■ WHAT IS REQUIRED ■
All of the data below must be repeated exactly.
====== THE RECORDS ======
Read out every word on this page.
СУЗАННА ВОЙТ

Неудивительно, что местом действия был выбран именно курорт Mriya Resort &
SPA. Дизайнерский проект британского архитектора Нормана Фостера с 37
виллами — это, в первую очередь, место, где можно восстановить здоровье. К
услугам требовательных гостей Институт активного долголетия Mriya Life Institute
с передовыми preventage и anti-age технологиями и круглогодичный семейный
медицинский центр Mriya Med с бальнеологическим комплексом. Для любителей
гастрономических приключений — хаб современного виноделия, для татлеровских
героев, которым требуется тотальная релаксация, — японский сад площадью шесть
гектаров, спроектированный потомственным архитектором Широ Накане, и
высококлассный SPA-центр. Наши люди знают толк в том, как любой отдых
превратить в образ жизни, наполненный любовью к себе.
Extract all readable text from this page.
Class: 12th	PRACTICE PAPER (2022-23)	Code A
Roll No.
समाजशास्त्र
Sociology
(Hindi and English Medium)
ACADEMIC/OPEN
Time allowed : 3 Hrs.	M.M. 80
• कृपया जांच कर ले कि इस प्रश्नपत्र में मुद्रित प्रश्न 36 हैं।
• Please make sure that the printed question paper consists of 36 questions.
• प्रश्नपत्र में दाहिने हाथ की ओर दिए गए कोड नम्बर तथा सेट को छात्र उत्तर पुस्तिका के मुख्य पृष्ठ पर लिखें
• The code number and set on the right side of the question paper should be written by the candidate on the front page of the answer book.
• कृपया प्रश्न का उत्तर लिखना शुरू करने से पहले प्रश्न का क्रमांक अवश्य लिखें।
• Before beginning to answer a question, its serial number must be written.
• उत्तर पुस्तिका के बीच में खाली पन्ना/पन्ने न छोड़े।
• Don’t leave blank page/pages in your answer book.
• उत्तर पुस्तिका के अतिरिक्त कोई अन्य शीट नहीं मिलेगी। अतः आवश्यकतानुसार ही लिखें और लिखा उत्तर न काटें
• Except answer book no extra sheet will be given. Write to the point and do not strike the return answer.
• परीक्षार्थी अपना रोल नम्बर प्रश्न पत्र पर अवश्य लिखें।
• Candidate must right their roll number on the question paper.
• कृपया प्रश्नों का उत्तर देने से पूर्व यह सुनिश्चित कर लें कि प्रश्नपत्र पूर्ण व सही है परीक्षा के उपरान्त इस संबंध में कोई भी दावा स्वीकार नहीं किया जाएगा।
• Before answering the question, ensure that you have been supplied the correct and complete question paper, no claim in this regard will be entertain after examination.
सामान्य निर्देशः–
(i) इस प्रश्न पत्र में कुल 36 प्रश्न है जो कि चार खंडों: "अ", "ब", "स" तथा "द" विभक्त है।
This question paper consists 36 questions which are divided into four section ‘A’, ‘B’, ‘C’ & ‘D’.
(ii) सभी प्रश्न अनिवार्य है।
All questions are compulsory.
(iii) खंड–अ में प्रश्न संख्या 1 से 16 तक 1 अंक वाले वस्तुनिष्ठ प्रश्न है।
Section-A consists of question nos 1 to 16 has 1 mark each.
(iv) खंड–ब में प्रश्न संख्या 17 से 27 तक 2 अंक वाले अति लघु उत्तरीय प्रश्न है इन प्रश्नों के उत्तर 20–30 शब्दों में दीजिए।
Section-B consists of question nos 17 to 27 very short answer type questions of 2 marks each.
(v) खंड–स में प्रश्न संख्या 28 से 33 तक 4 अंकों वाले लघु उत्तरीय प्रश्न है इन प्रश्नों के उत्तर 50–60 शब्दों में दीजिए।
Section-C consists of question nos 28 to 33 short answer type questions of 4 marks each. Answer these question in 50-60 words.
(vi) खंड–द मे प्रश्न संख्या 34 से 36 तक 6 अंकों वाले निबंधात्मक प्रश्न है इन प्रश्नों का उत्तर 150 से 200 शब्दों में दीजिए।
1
======
■ RESPONSE BELOW ■
Read out every word on this page.
СУЗАННА ВОЙТ

Неудивительно, что местом действия был выбран именно курорт Mriya Resort &
SPA. Дизайнерский проект британского архитектора Нормана Фостера с 37
виллами — это, в первую очередь, место, где можно восстановить здоровье. К
услугам требовательных гостей Институт активного долголетия Mriya Life Institute
с передовыми preventage и anti-age технологиями и круглогодичный семейный
медицинский центр Mriya Med с бальнеологическим комплексом. Для любителей
гастрономических приключений — хаб современного виноделия, для татлеровских
героев, которым требуется тотальная релаксация, — японский сад площадью шесть
гектаров, спроектированный потомственным архитектором Широ Накане, и
высококлассный SPA-центр. Наши люди знают толк в том, как любой отдых
превратить в образ жизни, наполненный любовью к себе.
Extract all readable text from this page.
Class: 12th	PRACTICE PAPER (2022-23)	Code A
Roll No.
समाजशास्त्र
Sociology
(Hindi and English Medium)
ACADEMIC/OPEN
Time allowed : 3 Hrs.	M.M. 80
• कृपया जांच कर ले कि इस प्रश्नपत्र में मुद्रित प्रश्न 36 हैं।
• Please make sure that the printed question paper consists of 36 questions.
• प्रश्नपत्र में दाहिने हाथ की ओर दिए गए कोड नम्बर तथा सेट को छात्र उत्तर पुस्तिका के मुख्य पृष्ठ पर लिखें
• The code number and set on the right side of the question paper should be written by the candidate on the front page of the answer book.
• कृपया प्रश्न का उत्तर लिखना शुरू करने से पहले प्रश्न का क्रमांक अवश्य लिखें।
• Before beginning to answer a question, its serial number must be written.
• उत्तर पुस्तिका के बीच में खाली पन्ना/पन्ने न छोड़े।
• Don’t leave blank page/pages in your answer book.
• उत्तर पुस्तिका के अतिरिक्त कोई अन्य शीट नहीं मिलेगी। अतः आवश्यकतानुसार ही लिखें और लिखा उत्तर न काटें
• Except answer book no extra sheet will be given. Write to the point and do not strike the return answer.
• परीक्षार्थी अपना रोल नम्बर प्रश्न पत्र पर अवश्य लिखें।
• Candidate must right their roll number on the question paper.
• कृपया प्रश्नों का उत्तर देने से पूर्व यह सुनिश्चित कर लें कि प्रश्नपत्र पूर्ण व सही है परीक्षा के उपरान्त इस संबंध में कोई भी दावा स्वीकार नहीं किया जाएगा।
• Before answering the question, ensure that you have been supplied the correct and complete question paper, no claim in this regard will be entertain after examination.
सामान्य निर्देशः–
(i) इस प्रश्न पत्र में कुल 36 प्रश्न है जो कि चार खंडों: "अ", "ब", "स" तथा "द" विभक्त है।
This question paper consists 36 questions which are divided into four section ‘A’, ‘B’, ‘C’ & ‘D’.
(ii) सभी प्रश्न अनिवार्य है।
All questions are compulsory.
(iii) खंड–अ में प्रश्न संख्या 1 से 16 तक 1 अंक वाले वस्तुनिष्ठ प्रश्न है।
Section-A consists of question nos 1 to 16 has 1 mark each.
(iv) खंड–ब में प्रश्न संख्या 17 से 27 तक 2 अंक वाले अति लघु उत्तरीय प्रश्न है इन प्रश्नों के उत्तर 20–30 शब्दों में दीजिए।
Section-B consists of question nos 17 to 27 very short answer type questions of 2 marks each.
(v) खंड–स में प्रश्न संख्या 28 से 33 तक 4 अंकों वाले लघु उत्तरीय प्रश्न है इन प्रश्नों के उत्तर 50–60 शब्दों में दीजिए।
Section-C consists of question nos 28 to 33 short answer type questions of 4 marks each. Answer these question in 50-60 words.
(vi) खंड–द मे प्रश्न संख्या 34 से 36 तक 6 अंकों वाले निबंधात्मक प्रश्न है इन प्रश्नों का उत्तर 150 से 200 शब्दों में दीजिए।
1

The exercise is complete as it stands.